● Your task
Read through the records below and copy each line that uses the word "this".

━━ Supplied information ━━

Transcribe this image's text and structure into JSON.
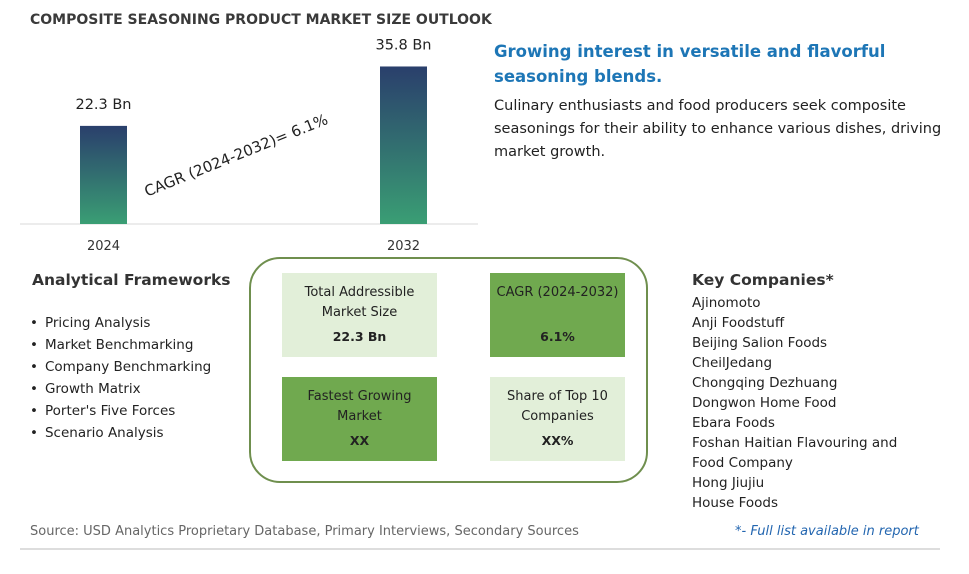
{
  "title": "COMPOSITE SEASONING PRODUCT MARKET SIZE OUTLOOK",
  "chart_data": {
    "type": "bar",
    "categories": [
      "2024",
      "2032"
    ],
    "values": [
      22.3,
      35.8
    ],
    "value_labels": [
      "22.3 Bn",
      "35.8 Bn"
    ],
    "annotation": "CAGR (2024-2032)=  6.1%",
    "colors": [
      "#3a9e74",
      "#2a3f6c"
    ]
  },
  "highlight": {
    "heading": "Growing interest in versatile and flavorful seasoning blends.",
    "body": "Culinary enthusiasts and food producers seek composite seasonings for their ability to enhance various dishes, driving market growth."
  },
  "frameworks": {
    "title": "Analytical Frameworks",
    "items": [
      "Pricing Analysis",
      "Market Benchmarking",
      "Company Benchmarking",
      "Growth Matrix",
      "Porter's Five Forces",
      "Scenario Analysis"
    ]
  },
  "summary": [
    {
      "label": "Total Addressible Market Size",
      "value": "22.3 Bn"
    },
    {
      "label": "CAGR (2024-2032)",
      "value": "6.1%"
    },
    {
      "label": "Fastest Growing Market",
      "value": "XX"
    },
    {
      "label": "Share of Top 10 Companies",
      "value": "XX%"
    }
  ],
  "companies": {
    "title": "Key Companies*",
    "items": [
      "Ajinomoto",
      "Anji Foodstuff",
      "Beijing Salion Foods",
      "CheilJedang",
      "Chongqing Dezhuang",
      "Dongwon Home Food",
      "Ebara Foods",
      "Foshan Haitian Flavouring and Food Company",
      "Hong Jiujiu",
      "House Foods"
    ]
  },
  "source": "Source: USD Analytics Proprietary Database, Primary Interviews, Secondary Sources",
  "footnote": "*- Full list available in report"
}
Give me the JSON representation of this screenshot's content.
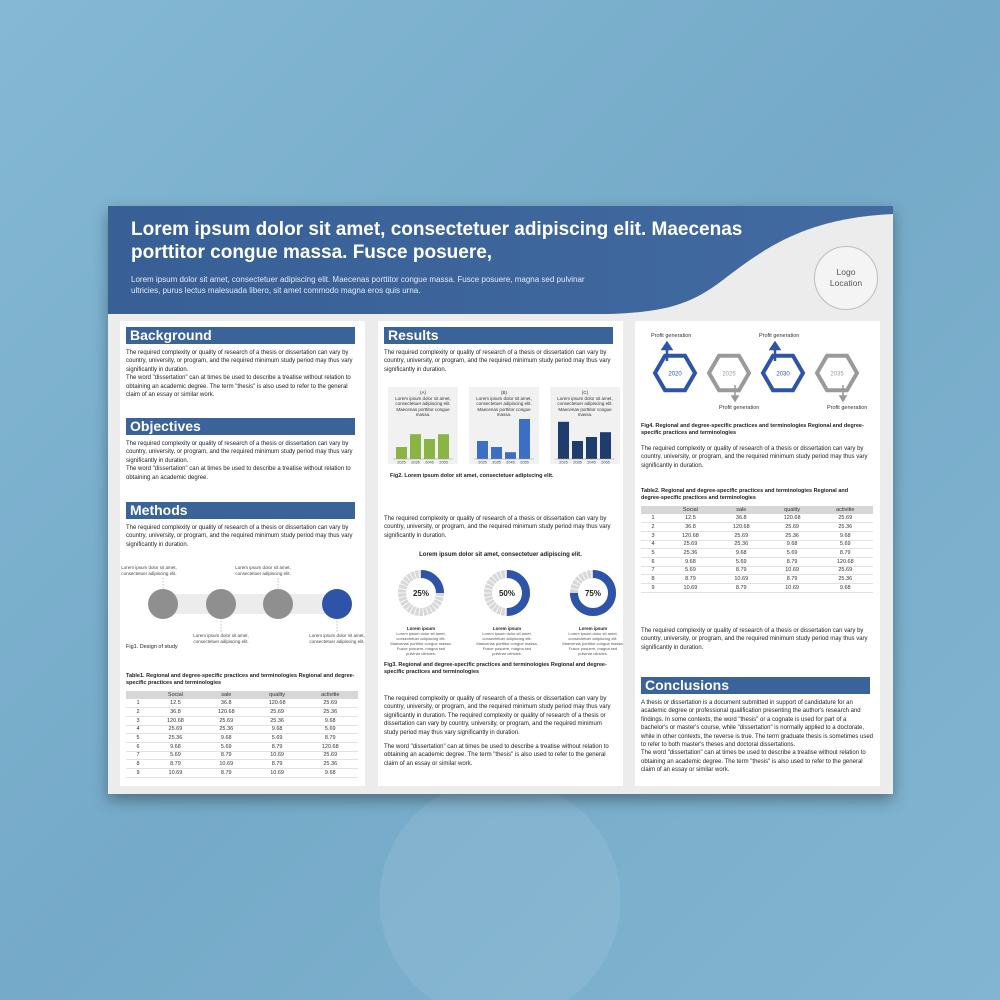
{
  "header": {
    "title": "Lorem ipsum dolor sit amet, consectetuer adipiscing elit. Maecenas porttitor congue massa. Fusce posuere,",
    "subtitle": "Lorem ipsum dolor sit amet, consectetuer adipiscing elit. Maecenas porttitor congue massa. Fusce posuere, magna sed pulvinar ultricies, purus lectus malesuada libero, sit amet commodo magna eros quis urna.",
    "logo": "Logo Location"
  },
  "colors": {
    "primary": "#3a639a",
    "green": "#8ab544",
    "blue": "#3c6ec4",
    "navy": "#1f3c6e",
    "gray": "#9a9a9a"
  },
  "background": {
    "title": "Background",
    "text": "The required complexity or quality of research of a thesis or dissertation can vary by country, university, or program, and the required minimum study period may thus vary significantly in duration.\nThe word \"dissertation\" can at times be used to describe a treatise without relation to obtaining an academic degree. The term \"thesis\" is also used to refer to the general claim of an essay or similar work."
  },
  "objectives": {
    "title": "Objectives",
    "text": "The required complexity or quality of research of a thesis or dissertation can vary by country, university, or program, and the required minimum study period may thus vary significantly in duration.\nThe word \"dissertation\" can at times be used to describe a treatise without relation to obtaining an academic degree."
  },
  "methods": {
    "title": "Methods",
    "text": "The required complexity or quality of research of a thesis or dissertation can vary by country, university, or program, and the required minimum study period may thus vary significantly in duration.",
    "step_labels": [
      "Lorem ipsum dolor sit amet, consectetuer adipiscing elit.",
      "Lorem ipsum dolor sit amet, consectetuer adipiscing elit.",
      "Lorem ipsum dolor sit amet, consectetuer adipiscing elit.",
      "Lorem ipsum dolor sit amet, consectetuer adipiscing elit."
    ],
    "fig_caption": "Fig1. Design of study",
    "table_caption": "Table1. Regional and degree-specific practices and terminologies Regional and degree-specific practices and terminologies"
  },
  "table1": {
    "headers": [
      "",
      "Social",
      "sale",
      "quality",
      "activitie"
    ],
    "rows": [
      [
        "1",
        "12.5",
        "36.8",
        "120.68",
        "25.69"
      ],
      [
        "2",
        "36.8",
        "120.68",
        "25.69",
        "25.36"
      ],
      [
        "3",
        "120.68",
        "25.69",
        "25.36",
        "9.68"
      ],
      [
        "4",
        "25.69",
        "25.36",
        "9.68",
        "5.69"
      ],
      [
        "5",
        "25.36",
        "9.68",
        "5.69",
        "8.79"
      ],
      [
        "6",
        "9.68",
        "5.69",
        "8.79",
        "120.68"
      ],
      [
        "7",
        "5.69",
        "8.79",
        "10.69",
        "25.69"
      ],
      [
        "8",
        "8.79",
        "10.69",
        "8.79",
        "25.36"
      ],
      [
        "9",
        "10.69",
        "8.79",
        "10.69",
        "9.68"
      ]
    ]
  },
  "results": {
    "title": "Results",
    "text1": "The required complexity or quality of research of a thesis or dissertation can vary by country, university, or program, and the required minimum study period may thus vary significantly in duration.",
    "fig2_caption": "Fig2. Lorem ipsum dolor sit amet, consectetuer adipiscing elit.",
    "text2": "The required complexity or quality of research of a thesis or dissertation can vary by country, university, or program, and the required minimum study period may thus vary significantly in duration.",
    "donut_title": "Lorem ipsum dolor sit amet, consectetuer adipiscing elit.",
    "donuts": [
      {
        "label": "25%",
        "value": 25,
        "name": "Lorem ipsum",
        "desc": "Lorem ipsum dolor sit amet, consectetuer adipiscing elit. Maecenas porttitor congue massa. Fusce posuere, magna sed pulvinar ultricies."
      },
      {
        "label": "50%",
        "value": 50,
        "name": "Lorem ipsum",
        "desc": "Lorem ipsum dolor sit amet, consectetuer adipiscing elit. Maecenas porttitor congue massa. Fusce posuere, magna sed pulvinar ultricies."
      },
      {
        "label": "75%",
        "value": 75,
        "name": "Lorem ipsum",
        "desc": "Lorem ipsum dolor sit amet, consectetuer adipiscing elit. Maecenas porttitor congue massa. Fusce posuere, magna sed pulvinar ultricies."
      }
    ],
    "fig3_caption": "Fig3. Regional and degree-specific practices and terminologies Regional and degree-specific practices and terminologies",
    "text3": "The required complexity or quality of research of a thesis or dissertation can vary by country, university, or program, and the required minimum study period may thus vary significantly in duration. The required complexity or quality of research of a thesis or dissertation can vary by country, university, or program, and the required minimum study period may thus vary significantly in duration.",
    "text4": "The word \"dissertation\" can at times be used to describe a treatise without relation to obtaining an academic degree. The term \"thesis\" is also used to refer to the general claim of an essay or similar work."
  },
  "chart_data": [
    {
      "type": "bar",
      "label": "(A)",
      "desc": "Lorem ipsum dolor sit amet, consectetuer adipiscing elit. Maecenas porttitor congue massa.",
      "categories": [
        "2025",
        "2035",
        "2045",
        "2055"
      ],
      "values": [
        0.3,
        0.62,
        0.5,
        0.62
      ],
      "color": "#8ab544"
    },
    {
      "type": "bar",
      "label": "(B)",
      "desc": "Lorem ipsum dolor sit amet, consectetuer adipiscing elit. Maecenas porttitor congue massa.",
      "categories": [
        "2025",
        "2035",
        "2045",
        "2055"
      ],
      "values": [
        0.45,
        0.3,
        0.17,
        1.0
      ],
      "color": "#3c6ec4"
    },
    {
      "type": "bar",
      "label": "(C)",
      "desc": "Lorem ipsum dolor sit amet, consectetuer adipiscing elit. Maecenas porttitor congue massa.",
      "categories": [
        "2025",
        "2035",
        "2045",
        "2055"
      ],
      "values": [
        0.93,
        0.45,
        0.55,
        0.67
      ],
      "color": "#1f3c6e"
    }
  ],
  "timeline": {
    "years": [
      "2020",
      "2025",
      "2030",
      "2035"
    ],
    "labels": [
      "Profit generation",
      "Profit generation",
      "Profit generation",
      "Profit generation"
    ],
    "fig4_caption": "Fig4. Regional and degree-specific practices and terminologies Regional and degree-specific practices and terminologies",
    "text": "The required complexity or quality of research of a thesis or dissertation can vary by country, university, or program, and the required minimum study period may thus vary significantly in duration.",
    "table_caption": "Table2. Regional and degree-specific practices and terminologies Regional and degree-specific practices and terminologies",
    "text_after": "The required complexity or quality of research of a thesis or dissertation can vary by country, university, or program, and the required minimum study period may thus vary significantly in duration."
  },
  "conclusions": {
    "title": "Conclusions",
    "text": "A thesis or dissertation is a document submitted in support of candidature for an academic degree or professional qualification presenting the author's research and findings. In some contexts, the word \"thesis\" or a cognate is used for part of a bachelor's or master's course, while \"dissertation\" is normally applied to a doctorate, while in other contexts, the reverse is true. The term graduate thesis is sometimes used to refer to both master's theses and doctoral dissertations.\nThe word \"dissertation\" can at times be used to describe a treatise without relation to obtaining an academic degree. The term \"thesis\" is also used to refer to the general claim of an essay or similar work."
  }
}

━━━

● Task result
Transcribe this image's text and structure into JSON.
Give me the JSON representation of this screenshot's content.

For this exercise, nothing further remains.